— start —

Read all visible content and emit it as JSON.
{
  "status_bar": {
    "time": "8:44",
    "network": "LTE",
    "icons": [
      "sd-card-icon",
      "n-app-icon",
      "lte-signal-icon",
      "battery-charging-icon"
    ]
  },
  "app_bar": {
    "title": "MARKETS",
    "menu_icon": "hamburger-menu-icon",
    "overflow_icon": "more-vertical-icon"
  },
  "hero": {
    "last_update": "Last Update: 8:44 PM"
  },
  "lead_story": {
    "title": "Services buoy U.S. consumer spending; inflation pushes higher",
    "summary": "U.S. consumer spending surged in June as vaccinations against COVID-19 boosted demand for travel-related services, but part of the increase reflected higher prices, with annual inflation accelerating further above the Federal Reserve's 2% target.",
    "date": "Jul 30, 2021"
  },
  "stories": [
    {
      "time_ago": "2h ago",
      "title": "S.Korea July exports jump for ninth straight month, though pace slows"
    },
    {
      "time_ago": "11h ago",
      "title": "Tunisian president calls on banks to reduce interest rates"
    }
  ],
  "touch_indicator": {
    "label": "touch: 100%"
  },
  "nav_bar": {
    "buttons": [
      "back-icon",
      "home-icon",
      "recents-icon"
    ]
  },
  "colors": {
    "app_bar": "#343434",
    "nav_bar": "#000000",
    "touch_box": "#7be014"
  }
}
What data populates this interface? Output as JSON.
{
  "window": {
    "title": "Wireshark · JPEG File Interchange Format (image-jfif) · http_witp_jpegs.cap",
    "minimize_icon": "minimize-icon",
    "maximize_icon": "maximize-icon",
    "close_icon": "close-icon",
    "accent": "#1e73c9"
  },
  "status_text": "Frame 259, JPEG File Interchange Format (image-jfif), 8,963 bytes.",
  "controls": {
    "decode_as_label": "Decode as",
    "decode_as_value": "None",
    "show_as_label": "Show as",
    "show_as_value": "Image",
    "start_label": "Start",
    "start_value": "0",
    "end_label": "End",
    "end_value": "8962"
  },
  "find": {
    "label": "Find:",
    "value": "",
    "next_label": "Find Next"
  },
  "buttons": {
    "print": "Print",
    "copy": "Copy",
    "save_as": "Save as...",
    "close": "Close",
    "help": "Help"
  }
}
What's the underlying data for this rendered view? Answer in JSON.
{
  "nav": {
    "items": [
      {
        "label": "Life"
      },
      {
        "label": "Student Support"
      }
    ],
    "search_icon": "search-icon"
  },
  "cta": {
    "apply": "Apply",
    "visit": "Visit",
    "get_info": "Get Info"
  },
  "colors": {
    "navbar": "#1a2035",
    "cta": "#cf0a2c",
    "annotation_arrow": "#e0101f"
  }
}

— end —

Repeat, without change, each line of the data above from the one that contains "What's the underlying" through the final line, counting both.

◆ Written response:
What's the underlying data for this rendered view? Answer in JSON.
{
  "nav": {
    "items": [
      {
        "label": "Life"
      },
      {
        "label": "Student Support"
      }
    ],
    "search_icon": "search-icon"
  },
  "cta": {
    "apply": "Apply",
    "visit": "Visit",
    "get_info": "Get Info"
  },
  "colors": {
    "navbar": "#1a2035",
    "cta": "#cf0a2c",
    "annotation_arrow": "#e0101f"
  }
}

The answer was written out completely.